- [SHORT EXERCISE] Every line that holds the string "Overview" is to be identified and copied.
·····
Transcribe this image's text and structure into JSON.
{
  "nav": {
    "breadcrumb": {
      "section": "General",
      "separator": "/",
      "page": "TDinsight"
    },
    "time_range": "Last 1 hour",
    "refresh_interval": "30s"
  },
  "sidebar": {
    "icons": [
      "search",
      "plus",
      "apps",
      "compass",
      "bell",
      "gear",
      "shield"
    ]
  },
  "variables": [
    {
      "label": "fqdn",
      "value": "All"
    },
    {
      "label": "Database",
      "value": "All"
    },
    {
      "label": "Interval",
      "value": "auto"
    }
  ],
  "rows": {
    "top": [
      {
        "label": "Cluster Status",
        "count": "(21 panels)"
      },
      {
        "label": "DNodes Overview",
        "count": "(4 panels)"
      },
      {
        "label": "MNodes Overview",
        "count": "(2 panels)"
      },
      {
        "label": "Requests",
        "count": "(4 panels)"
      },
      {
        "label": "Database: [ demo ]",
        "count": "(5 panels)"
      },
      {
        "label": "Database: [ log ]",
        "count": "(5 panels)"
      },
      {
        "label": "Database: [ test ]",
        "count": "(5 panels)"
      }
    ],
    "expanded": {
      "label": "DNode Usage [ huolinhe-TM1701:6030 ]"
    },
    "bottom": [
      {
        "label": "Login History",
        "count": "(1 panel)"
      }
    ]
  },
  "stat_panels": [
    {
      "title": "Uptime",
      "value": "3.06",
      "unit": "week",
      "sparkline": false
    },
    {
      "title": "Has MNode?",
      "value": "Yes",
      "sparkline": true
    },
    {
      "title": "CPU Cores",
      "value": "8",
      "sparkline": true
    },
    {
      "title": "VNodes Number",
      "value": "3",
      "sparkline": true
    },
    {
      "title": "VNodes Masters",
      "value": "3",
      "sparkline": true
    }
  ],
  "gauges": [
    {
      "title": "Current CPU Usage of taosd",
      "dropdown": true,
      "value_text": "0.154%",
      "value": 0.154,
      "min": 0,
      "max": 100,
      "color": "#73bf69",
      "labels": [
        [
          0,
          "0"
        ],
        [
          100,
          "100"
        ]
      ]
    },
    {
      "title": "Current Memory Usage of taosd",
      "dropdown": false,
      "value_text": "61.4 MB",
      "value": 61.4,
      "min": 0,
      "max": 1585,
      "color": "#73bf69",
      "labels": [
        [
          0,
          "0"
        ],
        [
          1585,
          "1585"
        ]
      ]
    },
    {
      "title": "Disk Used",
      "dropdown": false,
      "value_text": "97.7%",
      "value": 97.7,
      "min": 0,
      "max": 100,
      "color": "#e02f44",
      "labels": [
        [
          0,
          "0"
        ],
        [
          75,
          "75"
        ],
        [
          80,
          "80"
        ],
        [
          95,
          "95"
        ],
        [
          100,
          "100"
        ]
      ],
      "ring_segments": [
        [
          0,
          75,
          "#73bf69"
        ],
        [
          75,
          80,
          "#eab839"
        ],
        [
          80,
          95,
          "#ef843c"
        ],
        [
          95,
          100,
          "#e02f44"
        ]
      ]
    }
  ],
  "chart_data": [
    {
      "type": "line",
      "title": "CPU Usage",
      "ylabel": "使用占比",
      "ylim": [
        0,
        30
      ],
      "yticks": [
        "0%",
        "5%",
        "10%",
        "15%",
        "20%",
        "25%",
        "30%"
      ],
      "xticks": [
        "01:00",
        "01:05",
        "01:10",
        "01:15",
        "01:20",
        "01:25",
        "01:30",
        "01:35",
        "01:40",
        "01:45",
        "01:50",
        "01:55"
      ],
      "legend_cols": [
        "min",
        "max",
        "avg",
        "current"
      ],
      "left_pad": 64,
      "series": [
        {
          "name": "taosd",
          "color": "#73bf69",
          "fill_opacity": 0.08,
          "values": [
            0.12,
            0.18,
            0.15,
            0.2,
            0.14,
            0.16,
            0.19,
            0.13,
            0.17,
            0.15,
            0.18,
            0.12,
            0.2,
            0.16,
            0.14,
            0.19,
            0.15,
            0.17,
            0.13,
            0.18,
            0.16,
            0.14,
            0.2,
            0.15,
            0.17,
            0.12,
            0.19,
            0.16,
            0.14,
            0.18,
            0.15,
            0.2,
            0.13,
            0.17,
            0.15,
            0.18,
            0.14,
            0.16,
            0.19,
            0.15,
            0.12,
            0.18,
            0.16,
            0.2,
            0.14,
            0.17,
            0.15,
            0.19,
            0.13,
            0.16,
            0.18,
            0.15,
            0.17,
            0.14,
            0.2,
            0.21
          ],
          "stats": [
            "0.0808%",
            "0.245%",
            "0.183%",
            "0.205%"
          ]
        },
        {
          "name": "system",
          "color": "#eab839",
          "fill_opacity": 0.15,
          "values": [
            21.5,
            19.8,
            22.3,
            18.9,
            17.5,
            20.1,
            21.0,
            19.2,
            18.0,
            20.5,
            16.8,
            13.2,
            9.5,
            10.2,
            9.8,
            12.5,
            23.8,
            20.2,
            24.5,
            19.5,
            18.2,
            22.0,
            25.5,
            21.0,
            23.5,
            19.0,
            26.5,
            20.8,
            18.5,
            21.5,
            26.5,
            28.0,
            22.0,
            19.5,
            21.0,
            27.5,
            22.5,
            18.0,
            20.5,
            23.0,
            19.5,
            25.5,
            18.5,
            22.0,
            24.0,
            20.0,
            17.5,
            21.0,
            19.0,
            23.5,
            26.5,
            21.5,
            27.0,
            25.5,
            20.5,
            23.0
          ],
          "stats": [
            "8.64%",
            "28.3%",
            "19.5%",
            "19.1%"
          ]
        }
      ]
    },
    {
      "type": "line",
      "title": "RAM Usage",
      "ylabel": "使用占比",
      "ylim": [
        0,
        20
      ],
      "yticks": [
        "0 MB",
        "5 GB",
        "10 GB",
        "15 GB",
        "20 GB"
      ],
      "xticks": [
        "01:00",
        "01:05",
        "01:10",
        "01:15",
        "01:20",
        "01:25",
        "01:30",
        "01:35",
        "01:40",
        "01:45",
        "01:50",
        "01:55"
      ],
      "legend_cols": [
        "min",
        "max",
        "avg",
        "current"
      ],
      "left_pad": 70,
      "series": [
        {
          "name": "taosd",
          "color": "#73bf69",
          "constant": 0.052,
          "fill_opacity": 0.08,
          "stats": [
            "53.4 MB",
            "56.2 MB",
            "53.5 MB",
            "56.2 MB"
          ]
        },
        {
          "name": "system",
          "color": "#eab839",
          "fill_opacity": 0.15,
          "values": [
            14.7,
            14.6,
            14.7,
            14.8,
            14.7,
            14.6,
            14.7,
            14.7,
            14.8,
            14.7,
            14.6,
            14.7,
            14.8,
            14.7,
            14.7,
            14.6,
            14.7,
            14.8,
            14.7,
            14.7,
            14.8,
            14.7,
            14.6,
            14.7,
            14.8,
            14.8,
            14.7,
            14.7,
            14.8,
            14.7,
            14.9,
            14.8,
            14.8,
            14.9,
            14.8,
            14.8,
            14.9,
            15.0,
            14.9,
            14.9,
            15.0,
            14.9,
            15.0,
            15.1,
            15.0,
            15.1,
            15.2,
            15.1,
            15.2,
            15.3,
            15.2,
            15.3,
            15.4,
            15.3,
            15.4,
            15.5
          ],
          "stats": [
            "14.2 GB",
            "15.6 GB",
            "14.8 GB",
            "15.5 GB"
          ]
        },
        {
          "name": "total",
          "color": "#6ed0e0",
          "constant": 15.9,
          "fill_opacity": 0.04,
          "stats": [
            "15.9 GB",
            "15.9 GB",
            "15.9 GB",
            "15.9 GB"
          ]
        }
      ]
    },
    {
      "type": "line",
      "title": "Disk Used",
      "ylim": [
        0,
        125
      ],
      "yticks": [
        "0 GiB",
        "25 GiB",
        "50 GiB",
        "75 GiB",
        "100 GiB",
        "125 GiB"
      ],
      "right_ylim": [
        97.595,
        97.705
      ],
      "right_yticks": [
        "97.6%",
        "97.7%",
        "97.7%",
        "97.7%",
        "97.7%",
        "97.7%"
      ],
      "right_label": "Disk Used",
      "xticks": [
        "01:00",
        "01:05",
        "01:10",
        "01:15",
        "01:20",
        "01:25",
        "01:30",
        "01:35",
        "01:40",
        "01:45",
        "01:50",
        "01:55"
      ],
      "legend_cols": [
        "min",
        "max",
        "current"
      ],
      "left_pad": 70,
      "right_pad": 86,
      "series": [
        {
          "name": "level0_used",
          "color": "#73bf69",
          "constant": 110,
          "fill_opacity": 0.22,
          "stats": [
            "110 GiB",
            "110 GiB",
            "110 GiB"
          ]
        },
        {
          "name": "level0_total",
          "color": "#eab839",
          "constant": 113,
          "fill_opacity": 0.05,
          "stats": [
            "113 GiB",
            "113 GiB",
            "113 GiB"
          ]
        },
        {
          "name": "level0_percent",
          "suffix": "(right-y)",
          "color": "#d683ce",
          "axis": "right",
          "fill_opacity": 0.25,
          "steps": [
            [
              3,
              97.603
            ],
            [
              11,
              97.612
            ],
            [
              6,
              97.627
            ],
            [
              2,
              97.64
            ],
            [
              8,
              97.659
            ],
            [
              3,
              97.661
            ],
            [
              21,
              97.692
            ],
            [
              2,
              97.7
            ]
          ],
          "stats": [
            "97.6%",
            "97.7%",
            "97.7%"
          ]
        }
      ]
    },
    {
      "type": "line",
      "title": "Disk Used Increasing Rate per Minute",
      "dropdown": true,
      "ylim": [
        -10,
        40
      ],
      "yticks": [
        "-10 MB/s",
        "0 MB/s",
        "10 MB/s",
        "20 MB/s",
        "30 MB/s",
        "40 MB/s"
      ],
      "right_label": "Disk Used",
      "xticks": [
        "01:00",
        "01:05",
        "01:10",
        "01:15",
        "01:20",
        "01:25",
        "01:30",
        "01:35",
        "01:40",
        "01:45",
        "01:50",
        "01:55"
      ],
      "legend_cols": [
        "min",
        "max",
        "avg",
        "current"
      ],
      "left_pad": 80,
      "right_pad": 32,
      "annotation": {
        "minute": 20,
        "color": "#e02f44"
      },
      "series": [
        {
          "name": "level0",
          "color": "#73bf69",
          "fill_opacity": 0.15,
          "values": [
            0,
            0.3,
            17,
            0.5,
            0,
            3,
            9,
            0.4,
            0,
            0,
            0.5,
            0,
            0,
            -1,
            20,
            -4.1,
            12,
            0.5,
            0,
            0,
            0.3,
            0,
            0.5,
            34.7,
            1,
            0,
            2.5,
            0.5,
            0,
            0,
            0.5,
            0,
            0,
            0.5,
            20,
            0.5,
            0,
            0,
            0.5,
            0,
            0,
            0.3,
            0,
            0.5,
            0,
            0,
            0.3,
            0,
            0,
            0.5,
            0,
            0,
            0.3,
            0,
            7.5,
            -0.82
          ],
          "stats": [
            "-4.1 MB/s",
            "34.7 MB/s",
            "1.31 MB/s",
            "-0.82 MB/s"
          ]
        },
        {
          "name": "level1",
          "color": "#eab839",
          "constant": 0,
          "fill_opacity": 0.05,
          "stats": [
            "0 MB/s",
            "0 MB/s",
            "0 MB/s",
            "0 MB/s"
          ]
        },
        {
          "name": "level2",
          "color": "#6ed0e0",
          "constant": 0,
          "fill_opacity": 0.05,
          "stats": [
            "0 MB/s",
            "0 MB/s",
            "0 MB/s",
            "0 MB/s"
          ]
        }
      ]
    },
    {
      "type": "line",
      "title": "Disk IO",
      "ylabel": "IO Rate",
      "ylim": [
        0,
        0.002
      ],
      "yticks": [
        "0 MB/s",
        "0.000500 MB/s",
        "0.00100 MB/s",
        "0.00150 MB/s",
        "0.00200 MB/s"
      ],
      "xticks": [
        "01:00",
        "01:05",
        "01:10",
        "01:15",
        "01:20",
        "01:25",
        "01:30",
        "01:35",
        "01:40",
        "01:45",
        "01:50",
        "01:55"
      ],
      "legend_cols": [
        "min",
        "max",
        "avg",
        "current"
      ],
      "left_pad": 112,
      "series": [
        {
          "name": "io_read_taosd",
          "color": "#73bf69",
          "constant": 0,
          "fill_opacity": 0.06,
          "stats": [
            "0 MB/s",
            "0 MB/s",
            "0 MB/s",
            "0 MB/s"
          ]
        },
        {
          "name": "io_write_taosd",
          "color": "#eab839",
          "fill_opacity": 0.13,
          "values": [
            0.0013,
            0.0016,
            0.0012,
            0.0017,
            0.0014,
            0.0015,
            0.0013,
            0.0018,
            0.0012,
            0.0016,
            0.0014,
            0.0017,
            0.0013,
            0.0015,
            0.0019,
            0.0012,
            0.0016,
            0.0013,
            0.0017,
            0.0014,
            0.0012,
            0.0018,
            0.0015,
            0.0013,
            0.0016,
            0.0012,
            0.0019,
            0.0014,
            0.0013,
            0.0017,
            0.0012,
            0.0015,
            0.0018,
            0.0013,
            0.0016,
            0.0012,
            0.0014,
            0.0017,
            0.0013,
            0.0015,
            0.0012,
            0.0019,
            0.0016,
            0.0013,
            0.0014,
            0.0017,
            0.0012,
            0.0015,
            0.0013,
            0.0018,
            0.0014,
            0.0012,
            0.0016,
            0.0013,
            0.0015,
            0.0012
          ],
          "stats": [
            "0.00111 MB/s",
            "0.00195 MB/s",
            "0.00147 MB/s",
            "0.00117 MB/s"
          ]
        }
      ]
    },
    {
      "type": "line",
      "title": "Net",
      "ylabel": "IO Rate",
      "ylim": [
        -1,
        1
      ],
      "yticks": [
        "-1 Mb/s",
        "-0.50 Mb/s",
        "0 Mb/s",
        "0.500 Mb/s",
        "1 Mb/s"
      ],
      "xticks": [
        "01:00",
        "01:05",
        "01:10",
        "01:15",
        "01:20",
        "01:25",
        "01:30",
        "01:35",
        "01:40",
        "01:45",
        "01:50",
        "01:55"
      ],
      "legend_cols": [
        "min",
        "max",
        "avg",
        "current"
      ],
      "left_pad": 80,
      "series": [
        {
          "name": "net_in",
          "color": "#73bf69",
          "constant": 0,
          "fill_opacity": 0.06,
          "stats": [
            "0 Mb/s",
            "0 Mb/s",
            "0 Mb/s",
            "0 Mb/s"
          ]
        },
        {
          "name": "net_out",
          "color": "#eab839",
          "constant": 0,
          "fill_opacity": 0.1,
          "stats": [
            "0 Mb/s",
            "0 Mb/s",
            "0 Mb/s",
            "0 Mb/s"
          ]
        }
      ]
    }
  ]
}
·····
- [ANSWER TO THIS EXERCISE]
        "label": "DNodes Overview",
        "label": "MNodes Overview",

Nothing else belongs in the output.